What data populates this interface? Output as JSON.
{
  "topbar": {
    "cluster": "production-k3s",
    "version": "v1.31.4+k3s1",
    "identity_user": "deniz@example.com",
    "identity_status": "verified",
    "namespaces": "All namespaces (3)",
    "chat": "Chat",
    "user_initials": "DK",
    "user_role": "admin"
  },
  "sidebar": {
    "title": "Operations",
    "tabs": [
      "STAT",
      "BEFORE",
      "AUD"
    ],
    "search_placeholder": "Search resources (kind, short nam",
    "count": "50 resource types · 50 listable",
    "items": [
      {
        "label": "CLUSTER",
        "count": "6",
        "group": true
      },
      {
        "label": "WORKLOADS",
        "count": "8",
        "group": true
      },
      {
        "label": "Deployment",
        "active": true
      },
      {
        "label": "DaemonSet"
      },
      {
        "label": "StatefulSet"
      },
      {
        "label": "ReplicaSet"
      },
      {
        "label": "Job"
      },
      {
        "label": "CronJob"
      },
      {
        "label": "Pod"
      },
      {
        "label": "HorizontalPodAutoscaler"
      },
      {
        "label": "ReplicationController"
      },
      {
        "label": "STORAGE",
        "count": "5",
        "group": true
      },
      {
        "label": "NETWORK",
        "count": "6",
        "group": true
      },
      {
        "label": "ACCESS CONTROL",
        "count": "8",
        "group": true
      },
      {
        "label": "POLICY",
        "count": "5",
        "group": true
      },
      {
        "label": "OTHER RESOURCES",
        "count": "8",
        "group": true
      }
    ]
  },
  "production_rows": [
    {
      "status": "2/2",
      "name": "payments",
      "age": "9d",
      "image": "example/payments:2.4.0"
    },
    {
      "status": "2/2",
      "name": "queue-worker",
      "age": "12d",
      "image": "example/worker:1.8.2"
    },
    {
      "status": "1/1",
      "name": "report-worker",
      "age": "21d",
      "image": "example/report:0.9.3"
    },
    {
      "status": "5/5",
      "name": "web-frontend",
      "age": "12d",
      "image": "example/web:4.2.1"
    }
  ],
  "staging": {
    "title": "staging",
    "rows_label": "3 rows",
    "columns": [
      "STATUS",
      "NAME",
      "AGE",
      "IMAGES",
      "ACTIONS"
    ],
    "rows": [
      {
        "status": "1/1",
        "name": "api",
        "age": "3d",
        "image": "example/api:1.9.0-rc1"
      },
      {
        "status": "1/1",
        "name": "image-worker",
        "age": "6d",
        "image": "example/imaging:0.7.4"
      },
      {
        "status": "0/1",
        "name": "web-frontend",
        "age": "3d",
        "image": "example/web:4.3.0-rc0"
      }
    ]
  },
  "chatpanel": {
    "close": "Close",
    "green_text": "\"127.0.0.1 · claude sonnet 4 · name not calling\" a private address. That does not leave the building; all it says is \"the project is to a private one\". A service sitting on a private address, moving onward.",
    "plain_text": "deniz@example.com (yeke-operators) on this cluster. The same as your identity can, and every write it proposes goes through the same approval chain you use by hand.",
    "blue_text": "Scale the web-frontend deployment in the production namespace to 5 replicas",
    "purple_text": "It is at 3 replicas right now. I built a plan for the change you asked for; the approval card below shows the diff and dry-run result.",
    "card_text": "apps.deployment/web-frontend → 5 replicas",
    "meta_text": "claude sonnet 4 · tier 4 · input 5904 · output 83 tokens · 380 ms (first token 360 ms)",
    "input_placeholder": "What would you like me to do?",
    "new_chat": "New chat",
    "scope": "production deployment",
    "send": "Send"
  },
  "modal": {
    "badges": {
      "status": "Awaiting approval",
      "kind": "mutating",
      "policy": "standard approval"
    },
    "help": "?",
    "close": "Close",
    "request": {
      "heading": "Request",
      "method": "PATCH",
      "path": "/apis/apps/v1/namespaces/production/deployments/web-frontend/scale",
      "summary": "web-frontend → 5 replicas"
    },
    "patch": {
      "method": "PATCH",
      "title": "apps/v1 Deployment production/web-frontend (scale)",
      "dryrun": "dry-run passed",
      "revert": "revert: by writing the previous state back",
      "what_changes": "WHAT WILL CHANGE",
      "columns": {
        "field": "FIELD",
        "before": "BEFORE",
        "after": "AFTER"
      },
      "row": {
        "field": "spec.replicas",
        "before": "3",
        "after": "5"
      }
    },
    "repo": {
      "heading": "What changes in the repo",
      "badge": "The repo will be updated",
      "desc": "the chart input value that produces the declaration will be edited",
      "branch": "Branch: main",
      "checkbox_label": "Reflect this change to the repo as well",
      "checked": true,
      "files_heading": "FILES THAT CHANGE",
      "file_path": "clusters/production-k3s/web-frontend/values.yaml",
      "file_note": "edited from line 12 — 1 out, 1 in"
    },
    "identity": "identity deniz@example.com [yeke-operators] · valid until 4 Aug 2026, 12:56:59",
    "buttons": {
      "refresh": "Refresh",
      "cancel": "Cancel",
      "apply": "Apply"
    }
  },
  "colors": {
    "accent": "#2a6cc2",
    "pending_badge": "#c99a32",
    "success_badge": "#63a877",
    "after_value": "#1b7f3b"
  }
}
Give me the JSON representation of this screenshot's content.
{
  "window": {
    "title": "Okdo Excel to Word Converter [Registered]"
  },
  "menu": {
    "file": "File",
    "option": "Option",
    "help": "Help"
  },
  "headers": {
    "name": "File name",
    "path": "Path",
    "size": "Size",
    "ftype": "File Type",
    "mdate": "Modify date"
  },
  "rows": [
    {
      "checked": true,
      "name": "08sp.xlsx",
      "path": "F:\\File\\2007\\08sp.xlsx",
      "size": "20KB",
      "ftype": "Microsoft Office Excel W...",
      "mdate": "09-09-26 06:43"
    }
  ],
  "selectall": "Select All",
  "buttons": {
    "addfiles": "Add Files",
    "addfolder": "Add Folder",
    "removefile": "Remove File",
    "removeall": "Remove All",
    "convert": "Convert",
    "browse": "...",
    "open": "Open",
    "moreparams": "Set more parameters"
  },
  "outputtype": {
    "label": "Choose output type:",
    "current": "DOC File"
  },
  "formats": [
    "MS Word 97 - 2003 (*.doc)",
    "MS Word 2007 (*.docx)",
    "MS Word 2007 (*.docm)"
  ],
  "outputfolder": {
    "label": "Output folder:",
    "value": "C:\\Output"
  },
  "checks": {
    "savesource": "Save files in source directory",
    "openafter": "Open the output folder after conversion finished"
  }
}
★ ★ ★ ★ ★ ★ ★
Exercise brief:
Copy each line of the data exactly, leaving nothing out.

Exercise answer:
What data populates this interface? Output as JSON.
{
  "topbar": {
    "cluster": "production-k3s",
    "version": "v1.31.4+k3s1",
    "identity_user": "deniz@example.com",
    "identity_status": "verified",
    "namespaces": "All namespaces (3)",
    "chat": "Chat",
    "user_initials": "DK",
    "user_role": "admin"
  },
  "sidebar": {
    "title": "Operations",
    "tabs": [
      "STAT",
      "BEFORE",
      "AUD"
    ],
    "search_placeholder": "Search resources (kind, short nam",
    "count": "50 resource types · 50 listable",
    "items": [
      {
        "label": "CLUSTER",
        "count": "6",
        "group": true
      },
      {
        "label": "WORKLOADS",
        "count": "8",
        "group": true
      },
      {
        "label": "Deployment",
        "active": true
      },
      {
        "label": "DaemonSet"
      },
      {
        "label": "StatefulSet"
      },
      {
        "label": "ReplicaSet"
      },
      {
        "label": "Job"
      },
      {
        "label": "CronJob"
      },
      {
        "label": "Pod"
      },
      {
        "label": "HorizontalPodAutoscaler"
      },
      {
        "label": "ReplicationController"
      },
      {
        "label": "STORAGE",
        "count": "5",
        "group": true
      },
      {
        "label": "NETWORK",
        "count": "6",
        "group": true
      },
      {
        "label": "ACCESS CONTROL",
        "count": "8",
        "group": true
      },
      {
        "label": "POLICY",
        "count": "5",
        "group": true
      },
      {
        "label": "OTHER RESOURCES",
        "count": "8",
        "group": true
      }
    ]
  },
  "production_rows": [
    {
      "status": "2/2",
      "name": "payments",
      "age": "9d",
      "image": "example/payments:2.4.0"
    },
    {
      "status": "2/2",
      "name": "queue-worker",
      "age": "12d",
      "image": "example/worker:1.8.2"
    },
    {
      "status": "1/1",
      "name": "report-worker",
      "age": "21d",
      "image": "example/report:0.9.3"
    },
    {
      "status": "5/5",
      "name": "web-frontend",
      "age": "12d",
      "image": "example/web:4.2.1"
    }
  ],
  "staging": {
    "title": "staging",
    "rows_label": "3 rows",
    "columns": [
      "STATUS",
      "NAME",
      "AGE",
      "IMAGES",
      "ACTIONS"
    ],
    "rows": [
      {
        "status": "1/1",
        "name": "api",
        "age": "3d",
        "image": "example/api:1.9.0-rc1"
      },
      {
        "status": "1/1",
        "name": "image-worker",
        "age": "6d",
        "image": "example/imaging:0.7.4"
      },
      {
        "status": "0/1",
        "name": "web-frontend",
        "age": "3d",
        "image": "example/web:4.3.0-rc0"
      }
    ]
  },
  "chatpanel": {
    "close": "Close",
    "green_text": "\"127.0.0.1 · claude sonnet 4 · name not calling\" a private address. That does not leave the building; all it says is \"the project is to a private one\". A service sitting on a private address, moving onward.",
    "plain_text": "deniz@example.com (yeke-operators) on this cluster. The same as your identity can, and every write it proposes goes through the same approval chain you use by hand.",
    "blue_text": "Scale the web-frontend deployment in the production namespace to 5 replicas",
    "purple_text": "It is at 3 replicas right now. I built a plan for the change you asked for; the approval card below shows the diff and dry-run result.",
    "card_text": "apps.deployment/web-frontend → 5 replicas",
    "meta_text": "claude sonnet 4 · tier 4 · input 5904 · output 83 tokens · 380 ms (first token 360 ms)",
    "input_placeholder": "What would you like me to do?",
    "new_chat": "New chat",
    "scope": "production deployment",
    "send": "Send"
  },
  "modal": {
    "badges": {
      "status": "Awaiting approval",
      "kind": "mutating",
      "policy": "standard approval"
    },
    "help": "?",
    "close": "Close",
    "request": {
      "heading": "Request",
      "method": "PATCH",
      "path": "/apis/apps/v1/namespaces/production/deployments/web-frontend/scale",
      "summary": "web-frontend → 5 replicas"
    },
    "patch": {
      "method": "PATCH",
      "title": "apps/v1 Deployment production/web-frontend (scale)",
      "dryrun": "dry-run passed",
      "revert": "revert: by writing the previous state back",
      "what_changes": "WHAT WILL CHANGE",
      "columns": {
        "field": "FIELD",
        "before": "BEFORE",
        "after": "AFTER"
      },
      "row": {
        "field": "spec.replicas",
        "before": "3",
        "after": "5"
      }
    },
    "repo": {
      "heading": "What changes in the repo",
      "badge": "The repo will be updated",
      "desc": "the chart input value that produces the declaration will be edited",
      "branch": "Branch: main",
      "checkbox_label": "Reflect this change to the repo as well",
      "checked": true,
      "files_heading": "FILES THAT CHANGE",
      "file_path": "clusters/production-k3s/web-frontend/values.yaml",
      "file_note": "edited from line 12 — 1 out, 1 in"
    },
    "identity": "identity deniz@example.com [yeke-operators] · valid until 4 Aug 2026, 12:56:59",
    "buttons": {
      "refresh": "Refresh",
      "cancel": "Cancel",
      "apply": "Apply"
    }
  },
  "colors": {
    "accent": "#2a6cc2",
    "pending_badge": "#c99a32",
    "success_badge": "#63a877",
    "after_value": "#1b7f3b"
  }
}
Give me the JSON representation of this screenshot's content.
{
  "window": {
    "title": "Okdo Excel to Word Converter [Registered]"
  },
  "menu": {
    "file": "File",
    "option": "Option",
    "help": "Help"
  },
  "headers": {
    "name": "File name",
    "path": "Path",
    "size": "Size",
    "ftype": "File Type",
    "mdate": "Modify date"
  },
  "rows": [
    {
      "checked": true,
      "name": "08sp.xlsx",
      "path": "F:\\File\\2007\\08sp.xlsx",
      "size": "20KB",
      "ftype": "Microsoft Office Excel W...",
      "mdate": "09-09-26 06:43"
    }
  ],
  "selectall": "Select All",
  "buttons": {
    "addfiles": "Add Files",
    "addfolder": "Add Folder",
    "removefile": "Remove File",
    "removeall": "Remove All",
    "convert": "Convert",
    "browse": "...",
    "open": "Open",
    "moreparams": "Set more parameters"
  },
  "outputtype": {
    "label": "Choose output type:",
    "current": "DOC File"
  },
  "formats": [
    "MS Word 97 - 2003 (*.doc)",
    "MS Word 2007 (*.docx)",
    "MS Word 2007 (*.docm)"
  ],
  "outputfolder": {
    "label": "Output folder:",
    "value": "C:\\Output"
  },
  "checks": {
    "savesource": "Save files in source directory",
    "openafter": "Open the output folder after conversion finished"
  }
}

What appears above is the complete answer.